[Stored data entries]
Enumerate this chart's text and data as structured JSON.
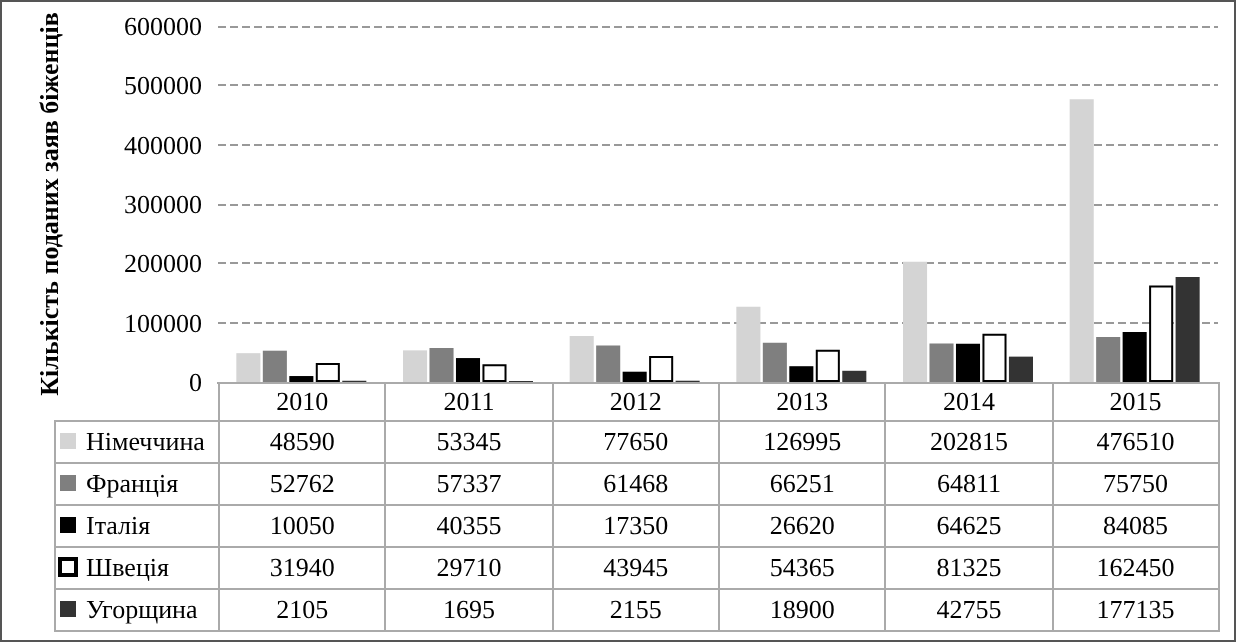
{
  "chart_data": {
    "type": "bar",
    "ylabel": "Кількість поданих заяв біженців",
    "categories": [
      "2010",
      "2011",
      "2012",
      "2013",
      "2014",
      "2015"
    ],
    "series": [
      {
        "name": "Німеччина",
        "color": "#d4d4d4",
        "values": [
          48590,
          53345,
          77650,
          126995,
          202815,
          476510
        ]
      },
      {
        "name": "Франція",
        "color": "#7f7f7f",
        "values": [
          52762,
          57337,
          61468,
          66251,
          64811,
          75750
        ]
      },
      {
        "name": "Італія",
        "color": "#000000",
        "values": [
          10050,
          40355,
          17350,
          26620,
          64625,
          84085
        ]
      },
      {
        "name": "Швеція",
        "color": "#ffffff",
        "values": [
          31940,
          29710,
          43945,
          54365,
          81325,
          162450
        ]
      },
      {
        "name": "Угорщина",
        "color": "#333333",
        "values": [
          2105,
          1695,
          2155,
          18900,
          42755,
          177135
        ]
      }
    ],
    "ylim": [
      0,
      600000
    ],
    "yticks": [
      0,
      100000,
      200000,
      300000,
      400000,
      500000,
      600000
    ],
    "grid": "y",
    "legend": "bottom left",
    "data_labels": true
  }
}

◆ WHAT THIS TASK INVOLVES:
Return to the listing above and set it down exactly, leaving out its pictures.

◆ THE COMPLETED TASK:
Enumerate this chart's text and data as structured JSON.
{
  "chart_data": {
    "type": "bar",
    "ylabel": "Кількість поданих заяв біженців",
    "categories": [
      "2010",
      "2011",
      "2012",
      "2013",
      "2014",
      "2015"
    ],
    "series": [
      {
        "name": "Німеччина",
        "color": "#d4d4d4",
        "values": [
          48590,
          53345,
          77650,
          126995,
          202815,
          476510
        ]
      },
      {
        "name": "Франція",
        "color": "#7f7f7f",
        "values": [
          52762,
          57337,
          61468,
          66251,
          64811,
          75750
        ]
      },
      {
        "name": "Італія",
        "color": "#000000",
        "values": [
          10050,
          40355,
          17350,
          26620,
          64625,
          84085
        ]
      },
      {
        "name": "Швеція",
        "color": "#ffffff",
        "values": [
          31940,
          29710,
          43945,
          54365,
          81325,
          162450
        ]
      },
      {
        "name": "Угорщина",
        "color": "#333333",
        "values": [
          2105,
          1695,
          2155,
          18900,
          42755,
          177135
        ]
      }
    ],
    "ylim": [
      0,
      600000
    ],
    "yticks": [
      0,
      100000,
      200000,
      300000,
      400000,
      500000,
      600000
    ],
    "grid": "y",
    "legend": "bottom left",
    "data_labels": true
  }
}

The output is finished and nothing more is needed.